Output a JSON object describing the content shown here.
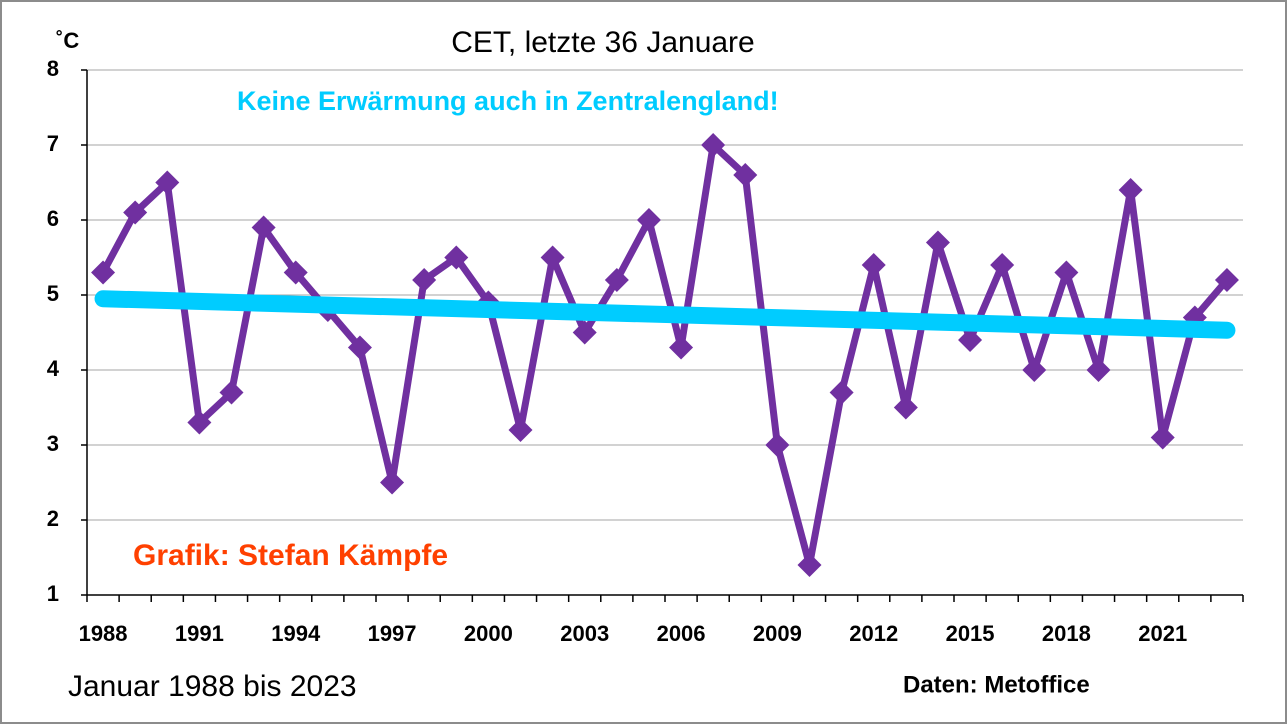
{
  "chart_data": {
    "type": "line",
    "title": "CET, letzte 36 Januare",
    "y_unit": "˚C",
    "annotations": {
      "headline": "Keine Erwärmung auch in Zentralengland!",
      "credit": "Grafik: Stefan Kämpfe",
      "period": "Januar 1988 bis 2023",
      "source": "Daten: Metoffice"
    },
    "categories": [
      "1988",
      null,
      null,
      "1991",
      null,
      null,
      "1994",
      null,
      null,
      "1997",
      null,
      null,
      "2000",
      null,
      null,
      "2003",
      null,
      null,
      "2006",
      null,
      null,
      "2009",
      null,
      null,
      "2012",
      null,
      null,
      "2015",
      null,
      null,
      "2018",
      null,
      null,
      "2021",
      null,
      null
    ],
    "series": [
      {
        "color": "#7030a0",
        "values": [
          5.3,
          6.1,
          6.5,
          3.3,
          3.7,
          5.9,
          5.3,
          4.8,
          4.3,
          2.5,
          5.2,
          5.5,
          4.9,
          3.2,
          5.5,
          4.5,
          5.2,
          6.0,
          4.3,
          7.0,
          6.6,
          3.0,
          1.4,
          3.7,
          5.4,
          3.5,
          5.7,
          4.4,
          5.4,
          4.0,
          5.3,
          4.0,
          6.4,
          3.1,
          4.7,
          5.2
        ]
      }
    ],
    "trend": {
      "color": "#00ccff",
      "values": [
        4.95,
        4.53
      ]
    },
    "ylim": [
      1,
      8
    ],
    "yticks": [
      1,
      2,
      3,
      4,
      5,
      6,
      7,
      8
    ],
    "grid": true
  }
}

Required task:
Write the listing above out again exactly, dropping each image.

Full answer:
Output a JSON object describing the content shown here.
{
  "chart_data": {
    "type": "line",
    "title": "CET, letzte 36 Januare",
    "y_unit": "˚C",
    "annotations": {
      "headline": "Keine Erwärmung auch in Zentralengland!",
      "credit": "Grafik: Stefan Kämpfe",
      "period": "Januar 1988 bis 2023",
      "source": "Daten: Metoffice"
    },
    "categories": [
      "1988",
      null,
      null,
      "1991",
      null,
      null,
      "1994",
      null,
      null,
      "1997",
      null,
      null,
      "2000",
      null,
      null,
      "2003",
      null,
      null,
      "2006",
      null,
      null,
      "2009",
      null,
      null,
      "2012",
      null,
      null,
      "2015",
      null,
      null,
      "2018",
      null,
      null,
      "2021",
      null,
      null
    ],
    "series": [
      {
        "color": "#7030a0",
        "values": [
          5.3,
          6.1,
          6.5,
          3.3,
          3.7,
          5.9,
          5.3,
          4.8,
          4.3,
          2.5,
          5.2,
          5.5,
          4.9,
          3.2,
          5.5,
          4.5,
          5.2,
          6.0,
          4.3,
          7.0,
          6.6,
          3.0,
          1.4,
          3.7,
          5.4,
          3.5,
          5.7,
          4.4,
          5.4,
          4.0,
          5.3,
          4.0,
          6.4,
          3.1,
          4.7,
          5.2
        ]
      }
    ],
    "trend": {
      "color": "#00ccff",
      "values": [
        4.95,
        4.53
      ]
    },
    "ylim": [
      1,
      8
    ],
    "yticks": [
      1,
      2,
      3,
      4,
      5,
      6,
      7,
      8
    ],
    "grid": true
  }
}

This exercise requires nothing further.